Collected data entries
## BEGIN

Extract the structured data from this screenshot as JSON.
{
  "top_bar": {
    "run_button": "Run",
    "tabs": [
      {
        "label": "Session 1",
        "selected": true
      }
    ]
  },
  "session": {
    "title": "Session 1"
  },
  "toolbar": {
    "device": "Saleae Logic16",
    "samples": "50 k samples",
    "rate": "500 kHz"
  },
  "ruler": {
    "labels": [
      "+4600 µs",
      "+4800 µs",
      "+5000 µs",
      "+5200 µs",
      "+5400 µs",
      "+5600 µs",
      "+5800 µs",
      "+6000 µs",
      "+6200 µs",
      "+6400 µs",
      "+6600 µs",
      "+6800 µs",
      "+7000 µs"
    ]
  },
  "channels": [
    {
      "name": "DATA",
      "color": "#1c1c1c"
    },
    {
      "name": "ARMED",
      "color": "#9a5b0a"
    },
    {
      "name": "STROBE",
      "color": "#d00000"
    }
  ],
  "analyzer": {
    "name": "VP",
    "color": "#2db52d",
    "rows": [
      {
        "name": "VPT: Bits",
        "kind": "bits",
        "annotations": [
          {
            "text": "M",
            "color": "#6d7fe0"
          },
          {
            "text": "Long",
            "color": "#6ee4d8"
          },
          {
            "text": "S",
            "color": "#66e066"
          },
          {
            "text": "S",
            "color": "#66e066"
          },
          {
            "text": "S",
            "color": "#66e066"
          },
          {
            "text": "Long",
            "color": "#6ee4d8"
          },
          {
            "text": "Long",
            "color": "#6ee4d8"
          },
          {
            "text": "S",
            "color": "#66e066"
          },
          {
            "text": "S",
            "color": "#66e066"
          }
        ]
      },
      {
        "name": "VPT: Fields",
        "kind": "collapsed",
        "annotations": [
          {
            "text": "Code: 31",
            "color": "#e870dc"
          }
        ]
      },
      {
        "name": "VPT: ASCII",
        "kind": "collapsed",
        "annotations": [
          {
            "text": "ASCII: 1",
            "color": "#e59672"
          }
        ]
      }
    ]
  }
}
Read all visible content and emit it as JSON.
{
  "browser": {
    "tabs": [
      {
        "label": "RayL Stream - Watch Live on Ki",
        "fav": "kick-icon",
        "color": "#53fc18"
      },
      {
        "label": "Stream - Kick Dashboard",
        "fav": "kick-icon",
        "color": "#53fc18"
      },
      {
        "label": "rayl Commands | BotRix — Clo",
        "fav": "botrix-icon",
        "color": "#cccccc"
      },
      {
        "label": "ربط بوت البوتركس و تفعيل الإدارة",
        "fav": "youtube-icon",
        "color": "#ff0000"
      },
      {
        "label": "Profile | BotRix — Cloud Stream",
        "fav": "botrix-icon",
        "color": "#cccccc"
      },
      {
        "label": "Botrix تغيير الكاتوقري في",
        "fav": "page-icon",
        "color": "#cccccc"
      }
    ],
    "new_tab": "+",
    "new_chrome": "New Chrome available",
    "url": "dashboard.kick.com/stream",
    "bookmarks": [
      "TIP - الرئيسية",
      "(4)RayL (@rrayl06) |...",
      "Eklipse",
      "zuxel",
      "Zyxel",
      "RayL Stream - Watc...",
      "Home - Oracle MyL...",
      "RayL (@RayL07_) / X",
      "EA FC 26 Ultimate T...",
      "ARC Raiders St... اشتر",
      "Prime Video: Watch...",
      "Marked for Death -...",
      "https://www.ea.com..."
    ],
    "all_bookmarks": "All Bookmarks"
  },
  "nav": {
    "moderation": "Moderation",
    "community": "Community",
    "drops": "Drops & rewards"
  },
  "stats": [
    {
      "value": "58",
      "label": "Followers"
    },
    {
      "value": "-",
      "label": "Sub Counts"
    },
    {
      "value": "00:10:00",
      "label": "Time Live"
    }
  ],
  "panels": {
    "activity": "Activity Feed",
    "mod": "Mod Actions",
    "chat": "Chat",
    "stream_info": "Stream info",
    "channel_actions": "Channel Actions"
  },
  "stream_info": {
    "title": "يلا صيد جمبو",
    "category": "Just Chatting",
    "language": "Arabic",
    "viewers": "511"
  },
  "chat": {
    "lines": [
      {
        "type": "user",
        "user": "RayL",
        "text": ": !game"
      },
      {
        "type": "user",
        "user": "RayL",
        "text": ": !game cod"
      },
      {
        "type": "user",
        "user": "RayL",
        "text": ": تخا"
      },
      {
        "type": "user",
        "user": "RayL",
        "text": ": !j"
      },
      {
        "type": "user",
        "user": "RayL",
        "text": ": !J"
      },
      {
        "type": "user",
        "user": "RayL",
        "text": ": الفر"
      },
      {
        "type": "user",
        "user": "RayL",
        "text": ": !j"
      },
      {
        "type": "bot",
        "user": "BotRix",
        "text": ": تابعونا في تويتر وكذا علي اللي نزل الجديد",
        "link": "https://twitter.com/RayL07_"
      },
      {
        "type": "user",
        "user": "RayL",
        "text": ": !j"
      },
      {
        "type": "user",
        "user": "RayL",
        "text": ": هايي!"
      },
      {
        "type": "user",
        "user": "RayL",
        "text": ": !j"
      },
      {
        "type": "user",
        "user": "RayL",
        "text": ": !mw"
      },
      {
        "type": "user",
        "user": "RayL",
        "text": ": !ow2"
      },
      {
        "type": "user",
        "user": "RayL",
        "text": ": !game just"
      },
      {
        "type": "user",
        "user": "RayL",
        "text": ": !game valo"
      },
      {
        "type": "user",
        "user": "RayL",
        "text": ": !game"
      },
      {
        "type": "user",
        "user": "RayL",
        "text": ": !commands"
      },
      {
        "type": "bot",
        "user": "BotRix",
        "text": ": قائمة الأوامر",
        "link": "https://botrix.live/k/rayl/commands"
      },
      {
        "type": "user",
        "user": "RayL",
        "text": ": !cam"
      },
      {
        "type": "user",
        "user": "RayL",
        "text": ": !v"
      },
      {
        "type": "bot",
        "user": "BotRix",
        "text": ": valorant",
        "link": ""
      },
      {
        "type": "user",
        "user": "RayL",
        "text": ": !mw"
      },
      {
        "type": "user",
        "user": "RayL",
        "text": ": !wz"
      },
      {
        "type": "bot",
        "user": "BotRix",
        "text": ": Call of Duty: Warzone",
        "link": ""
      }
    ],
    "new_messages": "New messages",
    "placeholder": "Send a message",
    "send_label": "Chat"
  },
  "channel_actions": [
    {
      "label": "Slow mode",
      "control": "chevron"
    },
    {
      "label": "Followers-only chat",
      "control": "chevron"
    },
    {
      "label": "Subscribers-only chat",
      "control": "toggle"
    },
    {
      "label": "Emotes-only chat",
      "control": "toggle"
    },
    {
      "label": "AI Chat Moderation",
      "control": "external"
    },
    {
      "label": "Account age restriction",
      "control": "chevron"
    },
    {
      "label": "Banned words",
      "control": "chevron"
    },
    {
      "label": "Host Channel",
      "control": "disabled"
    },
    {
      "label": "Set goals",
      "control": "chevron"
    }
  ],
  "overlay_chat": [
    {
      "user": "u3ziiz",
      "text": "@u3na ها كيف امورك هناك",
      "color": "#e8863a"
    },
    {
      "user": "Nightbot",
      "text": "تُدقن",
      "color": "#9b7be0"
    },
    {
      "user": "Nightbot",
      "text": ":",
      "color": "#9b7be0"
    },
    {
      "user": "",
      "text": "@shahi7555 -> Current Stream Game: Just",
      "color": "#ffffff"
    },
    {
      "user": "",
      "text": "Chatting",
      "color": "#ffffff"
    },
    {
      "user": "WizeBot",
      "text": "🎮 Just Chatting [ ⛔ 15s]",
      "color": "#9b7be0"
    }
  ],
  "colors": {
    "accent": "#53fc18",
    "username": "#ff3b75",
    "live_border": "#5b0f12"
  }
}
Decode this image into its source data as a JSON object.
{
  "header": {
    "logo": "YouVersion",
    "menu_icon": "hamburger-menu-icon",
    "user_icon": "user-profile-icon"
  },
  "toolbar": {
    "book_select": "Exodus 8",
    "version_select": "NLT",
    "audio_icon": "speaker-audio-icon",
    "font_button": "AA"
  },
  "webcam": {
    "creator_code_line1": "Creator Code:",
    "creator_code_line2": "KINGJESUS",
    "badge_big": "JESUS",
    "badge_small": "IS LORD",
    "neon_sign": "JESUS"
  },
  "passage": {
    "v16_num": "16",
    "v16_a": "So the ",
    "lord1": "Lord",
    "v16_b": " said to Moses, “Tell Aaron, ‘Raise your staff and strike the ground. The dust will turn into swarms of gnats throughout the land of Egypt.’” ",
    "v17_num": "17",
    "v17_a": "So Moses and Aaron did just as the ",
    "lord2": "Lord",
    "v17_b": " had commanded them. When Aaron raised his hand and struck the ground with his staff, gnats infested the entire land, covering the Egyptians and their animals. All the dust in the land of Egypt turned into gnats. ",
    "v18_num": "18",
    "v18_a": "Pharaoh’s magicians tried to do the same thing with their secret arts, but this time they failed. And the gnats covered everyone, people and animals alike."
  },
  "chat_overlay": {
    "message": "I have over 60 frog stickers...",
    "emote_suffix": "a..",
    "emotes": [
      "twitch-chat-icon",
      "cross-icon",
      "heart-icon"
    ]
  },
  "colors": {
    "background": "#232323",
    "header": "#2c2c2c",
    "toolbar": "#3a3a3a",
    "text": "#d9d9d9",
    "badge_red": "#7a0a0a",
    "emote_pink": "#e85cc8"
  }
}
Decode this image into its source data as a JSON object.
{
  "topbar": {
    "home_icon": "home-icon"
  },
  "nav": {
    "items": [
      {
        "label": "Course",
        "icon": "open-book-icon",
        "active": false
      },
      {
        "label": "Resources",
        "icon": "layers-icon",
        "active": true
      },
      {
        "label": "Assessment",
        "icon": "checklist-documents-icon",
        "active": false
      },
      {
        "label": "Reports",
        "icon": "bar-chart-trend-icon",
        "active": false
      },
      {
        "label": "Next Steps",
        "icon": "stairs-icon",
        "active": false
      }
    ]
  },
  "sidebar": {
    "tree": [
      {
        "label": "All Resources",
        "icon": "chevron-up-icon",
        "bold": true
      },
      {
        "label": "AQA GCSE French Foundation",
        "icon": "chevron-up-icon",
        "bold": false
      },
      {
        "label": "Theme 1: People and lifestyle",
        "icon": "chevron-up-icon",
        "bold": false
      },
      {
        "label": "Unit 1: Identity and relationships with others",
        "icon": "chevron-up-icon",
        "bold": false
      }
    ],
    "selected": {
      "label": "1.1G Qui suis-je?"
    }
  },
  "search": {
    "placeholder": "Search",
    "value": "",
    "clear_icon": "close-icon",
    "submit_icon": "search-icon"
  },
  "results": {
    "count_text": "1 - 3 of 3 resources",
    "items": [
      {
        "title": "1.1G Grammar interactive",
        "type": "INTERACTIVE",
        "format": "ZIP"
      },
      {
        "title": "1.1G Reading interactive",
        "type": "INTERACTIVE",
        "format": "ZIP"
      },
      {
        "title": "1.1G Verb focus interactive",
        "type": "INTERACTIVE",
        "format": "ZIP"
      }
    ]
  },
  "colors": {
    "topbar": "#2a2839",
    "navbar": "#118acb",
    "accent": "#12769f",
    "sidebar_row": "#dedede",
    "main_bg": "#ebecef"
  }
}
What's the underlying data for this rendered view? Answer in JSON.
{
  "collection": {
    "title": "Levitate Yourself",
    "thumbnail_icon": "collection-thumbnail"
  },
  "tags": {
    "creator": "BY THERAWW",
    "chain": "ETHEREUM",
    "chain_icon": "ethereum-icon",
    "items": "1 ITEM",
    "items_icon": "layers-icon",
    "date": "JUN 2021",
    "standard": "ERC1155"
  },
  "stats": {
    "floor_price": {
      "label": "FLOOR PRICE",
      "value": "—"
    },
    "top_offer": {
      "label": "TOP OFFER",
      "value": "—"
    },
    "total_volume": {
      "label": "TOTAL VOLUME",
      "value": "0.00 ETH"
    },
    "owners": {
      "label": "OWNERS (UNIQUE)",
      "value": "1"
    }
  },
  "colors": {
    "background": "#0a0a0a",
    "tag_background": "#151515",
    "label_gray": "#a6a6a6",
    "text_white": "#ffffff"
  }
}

## END

Print from the line containing "What's the underlying" to the last line above, exactly as written.

Answer in full:
What's the underlying data for this rendered view? Answer in JSON.
{
  "collection": {
    "title": "Levitate Yourself",
    "thumbnail_icon": "collection-thumbnail"
  },
  "tags": {
    "creator": "BY THERAWW",
    "chain": "ETHEREUM",
    "chain_icon": "ethereum-icon",
    "items": "1 ITEM",
    "items_icon": "layers-icon",
    "date": "JUN 2021",
    "standard": "ERC1155"
  },
  "stats": {
    "floor_price": {
      "label": "FLOOR PRICE",
      "value": "—"
    },
    "top_offer": {
      "label": "TOP OFFER",
      "value": "—"
    },
    "total_volume": {
      "label": "TOTAL VOLUME",
      "value": "0.00 ETH"
    },
    "owners": {
      "label": "OWNERS (UNIQUE)",
      "value": "1"
    }
  },
  "colors": {
    "background": "#0a0a0a",
    "tag_background": "#151515",
    "label_gray": "#a6a6a6",
    "text_white": "#ffffff"
  }
}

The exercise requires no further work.